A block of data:
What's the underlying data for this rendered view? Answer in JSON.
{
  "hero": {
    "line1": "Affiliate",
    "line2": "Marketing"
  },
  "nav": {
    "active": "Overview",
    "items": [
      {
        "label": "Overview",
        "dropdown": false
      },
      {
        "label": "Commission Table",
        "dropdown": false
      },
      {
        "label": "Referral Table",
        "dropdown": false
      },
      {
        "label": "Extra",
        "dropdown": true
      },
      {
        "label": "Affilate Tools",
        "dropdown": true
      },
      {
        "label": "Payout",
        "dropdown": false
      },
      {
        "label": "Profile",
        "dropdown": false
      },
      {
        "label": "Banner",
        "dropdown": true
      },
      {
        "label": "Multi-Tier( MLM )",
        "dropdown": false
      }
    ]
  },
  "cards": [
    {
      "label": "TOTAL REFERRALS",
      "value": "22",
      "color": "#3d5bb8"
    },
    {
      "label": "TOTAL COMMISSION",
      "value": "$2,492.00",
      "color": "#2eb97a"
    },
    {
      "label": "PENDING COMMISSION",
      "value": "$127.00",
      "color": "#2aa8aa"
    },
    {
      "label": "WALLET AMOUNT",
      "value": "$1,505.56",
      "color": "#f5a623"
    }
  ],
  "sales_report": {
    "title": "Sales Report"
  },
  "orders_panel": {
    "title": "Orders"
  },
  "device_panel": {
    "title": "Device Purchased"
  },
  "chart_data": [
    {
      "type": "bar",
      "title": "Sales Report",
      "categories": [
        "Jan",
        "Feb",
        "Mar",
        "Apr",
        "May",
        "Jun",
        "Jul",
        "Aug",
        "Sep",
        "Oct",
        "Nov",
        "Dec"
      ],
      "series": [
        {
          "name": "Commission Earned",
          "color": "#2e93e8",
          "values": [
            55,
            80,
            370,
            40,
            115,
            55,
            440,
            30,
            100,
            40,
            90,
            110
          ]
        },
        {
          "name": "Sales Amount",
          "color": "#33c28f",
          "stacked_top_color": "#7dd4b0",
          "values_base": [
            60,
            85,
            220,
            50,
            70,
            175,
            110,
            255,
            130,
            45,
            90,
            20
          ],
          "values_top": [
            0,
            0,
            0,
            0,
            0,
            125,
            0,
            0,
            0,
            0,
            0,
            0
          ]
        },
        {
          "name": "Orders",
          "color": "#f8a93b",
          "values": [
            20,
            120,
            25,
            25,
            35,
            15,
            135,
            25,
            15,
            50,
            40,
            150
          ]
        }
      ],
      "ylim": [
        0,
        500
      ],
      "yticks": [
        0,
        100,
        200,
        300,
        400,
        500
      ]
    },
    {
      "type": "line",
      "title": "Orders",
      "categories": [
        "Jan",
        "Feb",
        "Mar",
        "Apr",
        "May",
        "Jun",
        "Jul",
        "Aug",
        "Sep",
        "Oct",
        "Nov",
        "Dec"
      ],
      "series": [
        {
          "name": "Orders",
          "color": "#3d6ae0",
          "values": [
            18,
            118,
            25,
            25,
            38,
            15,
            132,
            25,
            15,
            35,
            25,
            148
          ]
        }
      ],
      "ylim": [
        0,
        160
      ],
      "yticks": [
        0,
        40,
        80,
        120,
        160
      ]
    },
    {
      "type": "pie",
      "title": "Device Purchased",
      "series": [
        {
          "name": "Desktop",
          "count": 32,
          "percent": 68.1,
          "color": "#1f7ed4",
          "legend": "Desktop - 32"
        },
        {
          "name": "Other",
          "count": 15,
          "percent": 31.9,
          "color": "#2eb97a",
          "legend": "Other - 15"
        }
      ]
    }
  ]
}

# Aim of the exercise:
Give only the number of lines in the entries above that contain the string "Purchased".

# The reply:
2